Request → Print the data exactly as it is given, please.

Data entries
>> Start

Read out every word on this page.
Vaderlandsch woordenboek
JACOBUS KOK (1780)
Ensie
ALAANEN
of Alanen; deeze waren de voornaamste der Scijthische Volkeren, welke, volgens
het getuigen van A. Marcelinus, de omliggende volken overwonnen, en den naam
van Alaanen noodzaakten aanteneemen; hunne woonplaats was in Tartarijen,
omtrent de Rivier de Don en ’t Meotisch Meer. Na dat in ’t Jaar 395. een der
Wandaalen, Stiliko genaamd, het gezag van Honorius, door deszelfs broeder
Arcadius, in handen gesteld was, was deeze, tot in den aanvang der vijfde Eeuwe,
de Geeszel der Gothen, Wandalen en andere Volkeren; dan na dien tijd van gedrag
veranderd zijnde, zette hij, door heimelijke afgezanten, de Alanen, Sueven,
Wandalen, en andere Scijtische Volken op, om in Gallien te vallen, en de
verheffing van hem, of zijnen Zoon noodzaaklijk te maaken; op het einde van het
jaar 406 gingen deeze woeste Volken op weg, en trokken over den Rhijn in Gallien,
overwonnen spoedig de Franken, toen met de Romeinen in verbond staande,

>> End

Result of the task →
Read out every word on this page.
Vaderlandsch woordenboek
JACOBUS KOK (1780)
Ensie
ALAANEN
of Alanen; deeze waren de voornaamste der Scijthische Volkeren, welke, volgens
het getuigen van A. Marcelinus, de omliggende volken overwonnen, en den naam
van Alaanen noodzaakten aanteneemen; hunne woonplaats was in Tartarijen,
omtrent de Rivier de Don en ’t Meotisch Meer. Na dat in ’t Jaar 395. een der
Wandaalen, Stiliko genaamd, het gezag van Honorius, door deszelfs broeder
Arcadius, in handen gesteld was, was deeze, tot in den aanvang der vijfde Eeuwe,
de Geeszel der Gothen, Wandalen en andere Volkeren; dan na dien tijd van gedrag
veranderd zijnde, zette hij, door heimelijke afgezanten, de Alanen, Sueven,
Wandalen, en andere Scijtische Volken op, om in Gallien te vallen, en de
verheffing van hem, of zijnen Zoon noodzaaklijk te maaken; op het einde van het
jaar 406 gingen deeze woeste Volken op weg, en trokken over den Rhijn in Gallien,
overwonnen spoedig de Franken, toen met de Romeinen in verbond staande,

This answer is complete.